PROBLEM TO SOLVE: Transcribe each of the lines below verbatim, keeping every character, bracket and coordinate unchanged.

— START OF DATASET EXCERPTS —

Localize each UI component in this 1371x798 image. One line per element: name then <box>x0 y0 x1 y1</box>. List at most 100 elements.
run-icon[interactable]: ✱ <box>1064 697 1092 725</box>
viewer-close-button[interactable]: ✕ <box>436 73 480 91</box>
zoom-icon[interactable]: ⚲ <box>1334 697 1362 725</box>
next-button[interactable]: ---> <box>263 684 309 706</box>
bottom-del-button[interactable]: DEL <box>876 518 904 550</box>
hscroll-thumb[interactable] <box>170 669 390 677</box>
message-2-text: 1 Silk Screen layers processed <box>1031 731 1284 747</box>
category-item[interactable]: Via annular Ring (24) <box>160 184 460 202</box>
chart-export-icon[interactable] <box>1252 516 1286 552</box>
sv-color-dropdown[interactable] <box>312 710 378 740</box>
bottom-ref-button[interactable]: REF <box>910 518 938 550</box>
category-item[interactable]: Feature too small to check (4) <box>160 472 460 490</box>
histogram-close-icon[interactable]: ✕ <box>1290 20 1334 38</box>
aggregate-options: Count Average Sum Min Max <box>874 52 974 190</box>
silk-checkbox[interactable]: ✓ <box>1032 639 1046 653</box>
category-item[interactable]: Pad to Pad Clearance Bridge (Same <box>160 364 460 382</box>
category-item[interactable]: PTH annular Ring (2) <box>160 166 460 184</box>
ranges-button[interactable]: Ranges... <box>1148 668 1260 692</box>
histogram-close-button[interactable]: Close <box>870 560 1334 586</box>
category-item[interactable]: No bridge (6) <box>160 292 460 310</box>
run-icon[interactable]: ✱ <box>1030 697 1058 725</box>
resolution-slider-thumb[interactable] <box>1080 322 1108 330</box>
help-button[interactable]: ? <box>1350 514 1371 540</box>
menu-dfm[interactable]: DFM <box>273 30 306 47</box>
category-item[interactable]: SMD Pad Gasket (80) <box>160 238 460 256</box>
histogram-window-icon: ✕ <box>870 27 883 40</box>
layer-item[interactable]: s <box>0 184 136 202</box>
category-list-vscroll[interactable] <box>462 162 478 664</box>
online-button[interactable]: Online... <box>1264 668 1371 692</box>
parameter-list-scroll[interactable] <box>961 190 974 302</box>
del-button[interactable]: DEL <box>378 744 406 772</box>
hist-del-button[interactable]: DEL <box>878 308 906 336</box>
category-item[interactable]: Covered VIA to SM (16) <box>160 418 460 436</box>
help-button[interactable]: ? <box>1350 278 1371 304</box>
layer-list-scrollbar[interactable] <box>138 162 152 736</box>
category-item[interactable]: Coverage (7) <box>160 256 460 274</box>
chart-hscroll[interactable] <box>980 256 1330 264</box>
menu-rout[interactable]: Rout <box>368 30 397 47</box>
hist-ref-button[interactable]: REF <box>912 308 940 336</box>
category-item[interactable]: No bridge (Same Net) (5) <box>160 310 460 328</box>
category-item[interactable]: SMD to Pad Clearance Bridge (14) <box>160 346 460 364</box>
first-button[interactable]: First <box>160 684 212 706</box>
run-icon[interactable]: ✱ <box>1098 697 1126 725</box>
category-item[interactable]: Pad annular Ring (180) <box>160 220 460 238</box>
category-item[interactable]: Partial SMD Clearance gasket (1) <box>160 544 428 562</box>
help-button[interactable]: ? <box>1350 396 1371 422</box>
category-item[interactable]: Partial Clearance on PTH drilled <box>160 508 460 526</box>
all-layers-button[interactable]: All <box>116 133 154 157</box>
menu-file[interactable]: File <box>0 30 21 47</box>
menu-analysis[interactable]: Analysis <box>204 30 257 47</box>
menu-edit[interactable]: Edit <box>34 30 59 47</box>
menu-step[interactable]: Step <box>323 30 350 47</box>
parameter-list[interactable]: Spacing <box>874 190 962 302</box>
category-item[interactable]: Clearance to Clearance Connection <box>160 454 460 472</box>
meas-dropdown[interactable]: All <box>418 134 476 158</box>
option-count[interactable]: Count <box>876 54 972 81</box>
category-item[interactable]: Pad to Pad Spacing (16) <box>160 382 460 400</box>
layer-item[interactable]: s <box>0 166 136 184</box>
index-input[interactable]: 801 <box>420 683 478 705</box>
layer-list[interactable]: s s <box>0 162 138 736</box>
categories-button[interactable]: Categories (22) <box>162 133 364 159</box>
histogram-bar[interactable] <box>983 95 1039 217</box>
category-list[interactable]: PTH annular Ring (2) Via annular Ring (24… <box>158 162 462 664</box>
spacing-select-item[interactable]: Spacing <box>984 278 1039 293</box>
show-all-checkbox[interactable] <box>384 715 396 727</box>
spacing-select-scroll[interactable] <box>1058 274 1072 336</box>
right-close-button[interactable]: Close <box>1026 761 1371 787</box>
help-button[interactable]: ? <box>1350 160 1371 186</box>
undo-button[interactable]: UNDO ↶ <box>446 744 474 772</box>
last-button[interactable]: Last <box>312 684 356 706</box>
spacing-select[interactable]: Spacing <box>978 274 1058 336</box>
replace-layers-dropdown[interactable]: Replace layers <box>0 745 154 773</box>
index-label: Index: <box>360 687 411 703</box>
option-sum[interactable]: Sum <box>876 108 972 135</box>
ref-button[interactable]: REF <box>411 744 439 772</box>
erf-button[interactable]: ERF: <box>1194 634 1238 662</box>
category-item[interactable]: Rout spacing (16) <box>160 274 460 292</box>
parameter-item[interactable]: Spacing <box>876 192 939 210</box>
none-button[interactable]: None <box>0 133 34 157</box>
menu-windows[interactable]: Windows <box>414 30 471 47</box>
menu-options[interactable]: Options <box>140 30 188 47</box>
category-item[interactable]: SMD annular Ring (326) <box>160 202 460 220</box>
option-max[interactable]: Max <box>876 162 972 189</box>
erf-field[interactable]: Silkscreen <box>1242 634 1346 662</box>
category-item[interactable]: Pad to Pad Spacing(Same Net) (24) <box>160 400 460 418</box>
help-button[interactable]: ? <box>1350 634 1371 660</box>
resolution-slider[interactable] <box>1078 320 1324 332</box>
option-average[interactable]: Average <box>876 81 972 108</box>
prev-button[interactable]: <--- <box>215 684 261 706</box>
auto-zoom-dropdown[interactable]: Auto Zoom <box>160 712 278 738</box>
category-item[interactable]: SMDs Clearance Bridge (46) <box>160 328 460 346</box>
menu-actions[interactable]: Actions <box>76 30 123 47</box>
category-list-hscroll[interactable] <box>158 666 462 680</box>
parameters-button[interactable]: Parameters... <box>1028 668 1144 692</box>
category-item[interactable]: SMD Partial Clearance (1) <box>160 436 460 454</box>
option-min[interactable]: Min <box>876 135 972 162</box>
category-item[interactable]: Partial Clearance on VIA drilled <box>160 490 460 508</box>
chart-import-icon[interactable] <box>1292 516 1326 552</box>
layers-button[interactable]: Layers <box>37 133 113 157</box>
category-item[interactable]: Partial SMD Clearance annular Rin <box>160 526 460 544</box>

— END OF DATASET EXCERPTS —

OUTPUT OF THE EXERCISE:
Localize each UI component in this 1371x798 image. One line per element: name then <box>x0 y0 x1 y1</box>. List at most 100 elements.
run-icon[interactable]: ✱ <box>1064 697 1092 725</box>
viewer-close-button[interactable]: ✕ <box>436 73 480 91</box>
zoom-icon[interactable]: ⚲ <box>1334 697 1362 725</box>
next-button[interactable]: ---> <box>263 684 309 706</box>
bottom-del-button[interactable]: DEL <box>876 518 904 550</box>
hscroll-thumb[interactable] <box>170 669 390 677</box>
message-2-text: 1 Silk Screen layers processed <box>1031 731 1284 747</box>
category-item[interactable]: Via annular Ring (24) <box>160 184 460 202</box>
chart-export-icon[interactable] <box>1252 516 1286 552</box>
sv-color-dropdown[interactable] <box>312 710 378 740</box>
bottom-ref-button[interactable]: REF <box>910 518 938 550</box>
category-item[interactable]: Feature too small to check (4) <box>160 472 460 490</box>
histogram-close-icon[interactable]: ✕ <box>1290 20 1334 38</box>
aggregate-options: Count Average Sum Min Max <box>874 52 974 190</box>
silk-checkbox[interactable]: ✓ <box>1032 639 1046 653</box>
category-item[interactable]: Pad to Pad Clearance Bridge (Same <box>160 364 460 382</box>
category-item[interactable]: PTH annular Ring (2) <box>160 166 460 184</box>
ranges-button[interactable]: Ranges... <box>1148 668 1260 692</box>
histogram-close-button[interactable]: Close <box>870 560 1334 586</box>
category-item[interactable]: No bridge (6) <box>160 292 460 310</box>
run-icon[interactable]: ✱ <box>1030 697 1058 725</box>
resolution-slider-thumb[interactable] <box>1080 322 1108 330</box>
help-button[interactable]: ? <box>1350 514 1371 540</box>
menu-dfm[interactable]: DFM <box>273 30 306 47</box>
category-item[interactable]: SMD Pad Gasket (80) <box>160 238 460 256</box>
histogram-window-icon: ✕ <box>870 27 883 40</box>
layer-item[interactable]: s <box>0 184 136 202</box>
category-list-vscroll[interactable] <box>462 162 478 664</box>
online-button[interactable]: Online... <box>1264 668 1371 692</box>
parameter-list-scroll[interactable] <box>961 190 974 302</box>
del-button[interactable]: DEL <box>378 744 406 772</box>
hist-del-button[interactable]: DEL <box>878 308 906 336</box>
category-item[interactable]: Covered VIA to SM (16) <box>160 418 460 436</box>
help-button[interactable]: ? <box>1350 278 1371 304</box>
layer-list-scrollbar[interactable] <box>138 162 152 736</box>
category-item[interactable]: Coverage (7) <box>160 256 460 274</box>
chart-hscroll[interactable] <box>980 256 1330 264</box>
menu-rout[interactable]: Rout <box>368 30 397 47</box>
hist-ref-button[interactable]: REF <box>912 308 940 336</box>
category-item[interactable]: No bridge (Same Net) (5) <box>160 310 460 328</box>
category-item[interactable]: SMD to Pad Clearance Bridge (14) <box>160 346 460 364</box>
first-button[interactable]: First <box>160 684 212 706</box>
run-icon[interactable]: ✱ <box>1098 697 1126 725</box>
category-item[interactable]: Pad annular Ring (180) <box>160 220 460 238</box>
category-item[interactable]: Partial SMD Clearance gasket (1) <box>160 544 428 562</box>
help-button[interactable]: ? <box>1350 396 1371 422</box>
category-item[interactable]: Partial Clearance on PTH drilled <box>160 508 460 526</box>
all-layers-button[interactable]: All <box>116 133 154 157</box>
menu-file[interactable]: File <box>0 30 21 47</box>
menu-analysis[interactable]: Analysis <box>204 30 257 47</box>
menu-edit[interactable]: Edit <box>34 30 59 47</box>
menu-step[interactable]: Step <box>323 30 350 47</box>
parameter-list[interactable]: Spacing <box>874 190 962 302</box>
category-item[interactable]: Clearance to Clearance Connection <box>160 454 460 472</box>
meas-dropdown[interactable]: All <box>418 134 476 158</box>
option-count[interactable]: Count <box>876 54 972 81</box>
category-item[interactable]: Pad to Pad Spacing (16) <box>160 382 460 400</box>
layer-item[interactable]: s <box>0 166 136 184</box>
index-input[interactable]: 801 <box>420 683 478 705</box>
layer-list[interactable]: s s <box>0 162 138 736</box>
categories-button[interactable]: Categories (22) <box>162 133 364 159</box>
histogram-bar[interactable] <box>983 95 1039 217</box>
category-list[interactable]: PTH annular Ring (2) Via annular Ring (24… <box>158 162 462 664</box>
spacing-select-item[interactable]: Spacing <box>984 278 1039 293</box>
show-all-checkbox[interactable] <box>384 715 396 727</box>
spacing-select-scroll[interactable] <box>1058 274 1072 336</box>
right-close-button[interactable]: Close <box>1026 761 1371 787</box>
help-button[interactable]: ? <box>1350 160 1371 186</box>
undo-button[interactable]: UNDO ↶ <box>446 744 474 772</box>
last-button[interactable]: Last <box>312 684 356 706</box>
spacing-select[interactable]: Spacing <box>978 274 1058 336</box>
replace-layers-dropdown[interactable]: Replace layers <box>0 745 154 773</box>
index-label: Index: <box>360 687 411 703</box>
option-sum[interactable]: Sum <box>876 108 972 135</box>
ref-button[interactable]: REF <box>411 744 439 772</box>
erf-button[interactable]: ERF: <box>1194 634 1238 662</box>
category-item[interactable]: Rout spacing (16) <box>160 274 460 292</box>
parameter-item[interactable]: Spacing <box>876 192 939 210</box>
none-button[interactable]: None <box>0 133 34 157</box>
menu-windows[interactable]: Windows <box>414 30 471 47</box>
menu-options[interactable]: Options <box>140 30 188 47</box>
category-item[interactable]: SMD annular Ring (326) <box>160 202 460 220</box>
option-max[interactable]: Max <box>876 162 972 189</box>
erf-field[interactable]: Silkscreen <box>1242 634 1346 662</box>
category-item[interactable]: Pad to Pad Spacing(Same Net) (24) <box>160 400 460 418</box>
help-button[interactable]: ? <box>1350 634 1371 660</box>
resolution-slider[interactable] <box>1078 320 1324 332</box>
option-average[interactable]: Average <box>876 81 972 108</box>
prev-button[interactable]: <--- <box>215 684 261 706</box>
auto-zoom-dropdown[interactable]: Auto Zoom <box>160 712 278 738</box>
category-item[interactable]: SMDs Clearance Bridge (46) <box>160 328 460 346</box>
menu-actions[interactable]: Actions <box>76 30 123 47</box>
category-list-hscroll[interactable] <box>158 666 462 680</box>
parameters-button[interactable]: Parameters... <box>1028 668 1144 692</box>
category-item[interactable]: SMD Partial Clearance (1) <box>160 436 460 454</box>
option-min[interactable]: Min <box>876 135 972 162</box>
category-item[interactable]: Partial Clearance on VIA drilled <box>160 490 460 508</box>
chart-import-icon[interactable] <box>1292 516 1326 552</box>
layers-button[interactable]: Layers <box>37 133 113 157</box>
category-item[interactable]: Partial SMD Clearance annular Rin <box>160 526 460 544</box>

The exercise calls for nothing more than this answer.